### THE REQUEST
Give the count of lines in the data that include the string "screenshot", with no added remarks.

### RECORD LIST

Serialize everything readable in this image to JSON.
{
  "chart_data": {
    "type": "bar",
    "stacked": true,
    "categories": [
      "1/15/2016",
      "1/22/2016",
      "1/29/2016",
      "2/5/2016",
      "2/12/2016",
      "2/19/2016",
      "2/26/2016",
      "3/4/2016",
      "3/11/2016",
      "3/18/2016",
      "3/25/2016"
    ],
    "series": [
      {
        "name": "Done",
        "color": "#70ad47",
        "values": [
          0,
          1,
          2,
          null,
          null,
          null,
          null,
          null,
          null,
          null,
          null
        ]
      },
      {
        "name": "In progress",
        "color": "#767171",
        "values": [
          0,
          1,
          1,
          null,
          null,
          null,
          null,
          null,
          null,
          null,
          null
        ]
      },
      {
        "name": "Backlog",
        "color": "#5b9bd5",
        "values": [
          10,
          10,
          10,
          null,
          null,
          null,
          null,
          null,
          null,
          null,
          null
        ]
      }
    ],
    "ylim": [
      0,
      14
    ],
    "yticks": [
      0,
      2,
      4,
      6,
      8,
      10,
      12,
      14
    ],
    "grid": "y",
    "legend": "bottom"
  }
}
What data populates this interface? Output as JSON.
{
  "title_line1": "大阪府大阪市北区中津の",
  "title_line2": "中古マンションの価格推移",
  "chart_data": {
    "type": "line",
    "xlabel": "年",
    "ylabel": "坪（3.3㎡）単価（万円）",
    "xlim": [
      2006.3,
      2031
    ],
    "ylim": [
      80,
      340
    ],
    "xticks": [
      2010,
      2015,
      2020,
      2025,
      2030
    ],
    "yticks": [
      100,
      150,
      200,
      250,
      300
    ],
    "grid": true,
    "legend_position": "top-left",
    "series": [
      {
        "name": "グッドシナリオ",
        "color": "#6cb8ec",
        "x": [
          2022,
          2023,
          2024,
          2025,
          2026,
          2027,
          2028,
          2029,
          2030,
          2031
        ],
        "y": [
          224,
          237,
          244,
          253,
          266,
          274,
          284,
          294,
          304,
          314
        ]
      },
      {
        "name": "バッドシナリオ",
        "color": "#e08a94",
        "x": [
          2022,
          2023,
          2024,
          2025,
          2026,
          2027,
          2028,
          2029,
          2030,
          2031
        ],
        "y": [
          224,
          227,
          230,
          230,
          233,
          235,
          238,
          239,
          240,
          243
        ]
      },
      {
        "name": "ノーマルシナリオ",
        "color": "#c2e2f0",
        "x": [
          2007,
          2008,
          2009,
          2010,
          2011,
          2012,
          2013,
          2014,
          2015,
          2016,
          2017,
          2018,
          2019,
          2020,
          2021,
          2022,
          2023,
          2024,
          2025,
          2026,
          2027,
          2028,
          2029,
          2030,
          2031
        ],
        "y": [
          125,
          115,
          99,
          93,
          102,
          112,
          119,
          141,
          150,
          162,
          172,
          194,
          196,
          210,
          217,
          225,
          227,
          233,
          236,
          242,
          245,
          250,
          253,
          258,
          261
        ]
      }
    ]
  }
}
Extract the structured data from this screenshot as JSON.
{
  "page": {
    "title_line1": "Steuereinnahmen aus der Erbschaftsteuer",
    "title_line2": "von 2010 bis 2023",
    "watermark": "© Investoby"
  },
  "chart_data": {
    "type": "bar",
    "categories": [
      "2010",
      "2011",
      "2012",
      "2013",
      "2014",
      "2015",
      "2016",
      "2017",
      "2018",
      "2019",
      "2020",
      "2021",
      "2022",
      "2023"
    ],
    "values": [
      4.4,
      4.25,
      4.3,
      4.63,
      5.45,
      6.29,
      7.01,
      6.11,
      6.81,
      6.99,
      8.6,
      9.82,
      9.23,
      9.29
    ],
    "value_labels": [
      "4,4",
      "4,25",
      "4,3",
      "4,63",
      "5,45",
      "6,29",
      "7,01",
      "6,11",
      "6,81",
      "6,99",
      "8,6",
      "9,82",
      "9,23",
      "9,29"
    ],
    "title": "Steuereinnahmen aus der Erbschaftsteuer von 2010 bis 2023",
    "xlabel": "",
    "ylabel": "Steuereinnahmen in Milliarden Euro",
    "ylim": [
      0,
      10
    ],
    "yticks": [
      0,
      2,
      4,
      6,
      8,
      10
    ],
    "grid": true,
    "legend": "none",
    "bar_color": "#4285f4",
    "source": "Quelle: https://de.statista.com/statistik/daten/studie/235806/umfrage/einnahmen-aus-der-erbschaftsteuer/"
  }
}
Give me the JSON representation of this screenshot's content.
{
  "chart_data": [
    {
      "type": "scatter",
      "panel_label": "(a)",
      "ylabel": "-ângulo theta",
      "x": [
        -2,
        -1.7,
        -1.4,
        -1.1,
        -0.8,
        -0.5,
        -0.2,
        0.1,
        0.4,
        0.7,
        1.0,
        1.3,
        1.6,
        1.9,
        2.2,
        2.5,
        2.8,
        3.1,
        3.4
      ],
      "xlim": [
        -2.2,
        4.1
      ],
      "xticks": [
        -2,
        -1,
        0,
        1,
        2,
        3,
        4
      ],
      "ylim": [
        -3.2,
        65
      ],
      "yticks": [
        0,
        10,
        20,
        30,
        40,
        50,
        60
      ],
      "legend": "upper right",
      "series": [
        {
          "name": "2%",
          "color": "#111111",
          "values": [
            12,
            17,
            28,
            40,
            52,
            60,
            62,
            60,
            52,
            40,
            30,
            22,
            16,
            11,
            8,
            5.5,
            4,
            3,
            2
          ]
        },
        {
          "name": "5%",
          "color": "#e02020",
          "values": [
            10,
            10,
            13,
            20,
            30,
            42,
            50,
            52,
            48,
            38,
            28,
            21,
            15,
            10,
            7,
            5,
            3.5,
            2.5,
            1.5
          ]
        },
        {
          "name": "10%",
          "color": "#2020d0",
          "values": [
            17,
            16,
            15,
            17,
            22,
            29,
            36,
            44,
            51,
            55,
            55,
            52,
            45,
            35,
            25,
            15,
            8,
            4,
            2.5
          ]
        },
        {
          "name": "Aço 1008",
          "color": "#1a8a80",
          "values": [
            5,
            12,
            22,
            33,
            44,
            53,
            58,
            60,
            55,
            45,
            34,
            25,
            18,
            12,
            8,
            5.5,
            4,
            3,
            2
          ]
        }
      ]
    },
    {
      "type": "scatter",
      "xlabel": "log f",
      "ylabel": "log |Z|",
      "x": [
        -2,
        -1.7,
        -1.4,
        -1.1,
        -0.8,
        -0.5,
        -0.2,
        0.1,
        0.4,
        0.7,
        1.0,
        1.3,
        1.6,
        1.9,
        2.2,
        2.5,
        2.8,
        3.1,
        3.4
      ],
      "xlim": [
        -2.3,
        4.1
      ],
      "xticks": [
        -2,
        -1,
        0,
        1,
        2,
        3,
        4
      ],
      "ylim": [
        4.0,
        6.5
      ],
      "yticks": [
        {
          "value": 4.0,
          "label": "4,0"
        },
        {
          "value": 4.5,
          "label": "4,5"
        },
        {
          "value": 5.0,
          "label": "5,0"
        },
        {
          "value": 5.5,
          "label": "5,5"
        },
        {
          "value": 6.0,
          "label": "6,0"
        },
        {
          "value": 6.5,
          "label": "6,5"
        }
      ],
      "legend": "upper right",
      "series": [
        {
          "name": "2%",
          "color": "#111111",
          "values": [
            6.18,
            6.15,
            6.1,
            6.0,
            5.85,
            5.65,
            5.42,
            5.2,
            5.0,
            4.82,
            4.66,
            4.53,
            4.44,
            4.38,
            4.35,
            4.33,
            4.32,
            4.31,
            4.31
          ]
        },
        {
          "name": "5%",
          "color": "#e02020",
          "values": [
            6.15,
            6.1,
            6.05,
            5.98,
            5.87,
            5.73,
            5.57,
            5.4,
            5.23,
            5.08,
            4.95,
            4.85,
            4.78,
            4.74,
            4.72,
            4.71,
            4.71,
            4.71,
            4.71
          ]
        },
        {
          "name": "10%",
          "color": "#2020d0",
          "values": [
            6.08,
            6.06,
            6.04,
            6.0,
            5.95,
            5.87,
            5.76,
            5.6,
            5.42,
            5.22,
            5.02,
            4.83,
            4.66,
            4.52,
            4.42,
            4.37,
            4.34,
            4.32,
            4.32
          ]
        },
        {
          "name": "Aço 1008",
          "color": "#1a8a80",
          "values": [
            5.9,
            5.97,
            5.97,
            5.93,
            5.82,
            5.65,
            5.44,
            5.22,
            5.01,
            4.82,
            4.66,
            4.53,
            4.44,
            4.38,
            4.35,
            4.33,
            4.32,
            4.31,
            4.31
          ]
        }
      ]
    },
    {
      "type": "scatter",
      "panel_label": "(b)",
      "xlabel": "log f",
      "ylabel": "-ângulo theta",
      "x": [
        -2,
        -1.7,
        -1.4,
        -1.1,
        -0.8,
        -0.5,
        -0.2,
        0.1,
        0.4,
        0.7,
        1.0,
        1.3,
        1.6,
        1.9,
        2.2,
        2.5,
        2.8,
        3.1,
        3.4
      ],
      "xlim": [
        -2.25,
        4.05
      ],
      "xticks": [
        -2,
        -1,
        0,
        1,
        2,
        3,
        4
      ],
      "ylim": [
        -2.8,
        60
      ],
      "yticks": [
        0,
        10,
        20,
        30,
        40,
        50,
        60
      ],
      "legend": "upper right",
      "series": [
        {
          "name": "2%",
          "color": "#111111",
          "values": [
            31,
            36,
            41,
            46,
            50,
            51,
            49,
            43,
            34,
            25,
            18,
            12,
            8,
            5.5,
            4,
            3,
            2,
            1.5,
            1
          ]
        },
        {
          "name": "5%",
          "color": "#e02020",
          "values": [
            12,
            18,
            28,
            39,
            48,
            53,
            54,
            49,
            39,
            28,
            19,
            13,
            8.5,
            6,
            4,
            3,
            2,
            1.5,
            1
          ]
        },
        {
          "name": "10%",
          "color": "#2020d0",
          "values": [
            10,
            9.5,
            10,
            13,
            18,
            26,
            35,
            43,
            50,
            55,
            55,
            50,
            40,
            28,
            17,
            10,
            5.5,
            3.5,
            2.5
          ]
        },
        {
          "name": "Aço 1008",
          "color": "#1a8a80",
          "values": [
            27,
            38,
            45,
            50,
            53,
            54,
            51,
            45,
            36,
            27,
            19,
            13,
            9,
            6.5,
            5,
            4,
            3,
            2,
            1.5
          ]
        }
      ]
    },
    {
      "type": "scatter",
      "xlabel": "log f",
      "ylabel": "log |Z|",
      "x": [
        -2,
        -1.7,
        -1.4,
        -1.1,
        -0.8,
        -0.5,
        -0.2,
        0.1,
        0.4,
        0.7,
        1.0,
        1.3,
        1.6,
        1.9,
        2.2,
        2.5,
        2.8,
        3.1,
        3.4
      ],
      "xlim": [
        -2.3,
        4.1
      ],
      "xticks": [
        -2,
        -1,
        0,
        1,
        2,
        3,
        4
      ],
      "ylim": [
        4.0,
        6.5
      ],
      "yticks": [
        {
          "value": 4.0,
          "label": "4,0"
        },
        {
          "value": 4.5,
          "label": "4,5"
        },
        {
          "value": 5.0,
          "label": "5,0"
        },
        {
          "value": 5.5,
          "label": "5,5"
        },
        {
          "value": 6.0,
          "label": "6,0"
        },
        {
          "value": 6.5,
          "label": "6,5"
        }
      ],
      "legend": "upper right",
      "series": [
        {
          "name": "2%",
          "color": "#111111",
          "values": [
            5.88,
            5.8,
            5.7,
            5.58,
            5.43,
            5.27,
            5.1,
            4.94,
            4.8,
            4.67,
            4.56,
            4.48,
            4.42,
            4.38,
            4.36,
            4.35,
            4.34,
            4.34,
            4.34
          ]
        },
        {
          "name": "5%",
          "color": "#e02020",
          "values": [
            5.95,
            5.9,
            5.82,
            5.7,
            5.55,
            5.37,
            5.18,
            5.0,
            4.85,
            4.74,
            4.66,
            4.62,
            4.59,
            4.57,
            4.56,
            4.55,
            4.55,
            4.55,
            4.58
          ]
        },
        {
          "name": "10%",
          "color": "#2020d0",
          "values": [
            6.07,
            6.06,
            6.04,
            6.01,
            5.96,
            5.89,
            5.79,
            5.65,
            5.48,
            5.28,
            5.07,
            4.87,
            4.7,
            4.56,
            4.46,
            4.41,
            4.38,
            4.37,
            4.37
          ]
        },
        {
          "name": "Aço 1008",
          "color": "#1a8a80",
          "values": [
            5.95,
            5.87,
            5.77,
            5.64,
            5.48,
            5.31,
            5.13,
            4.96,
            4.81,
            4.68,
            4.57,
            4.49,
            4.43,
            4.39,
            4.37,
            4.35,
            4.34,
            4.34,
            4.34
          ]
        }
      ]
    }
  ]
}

### RESPONSE
2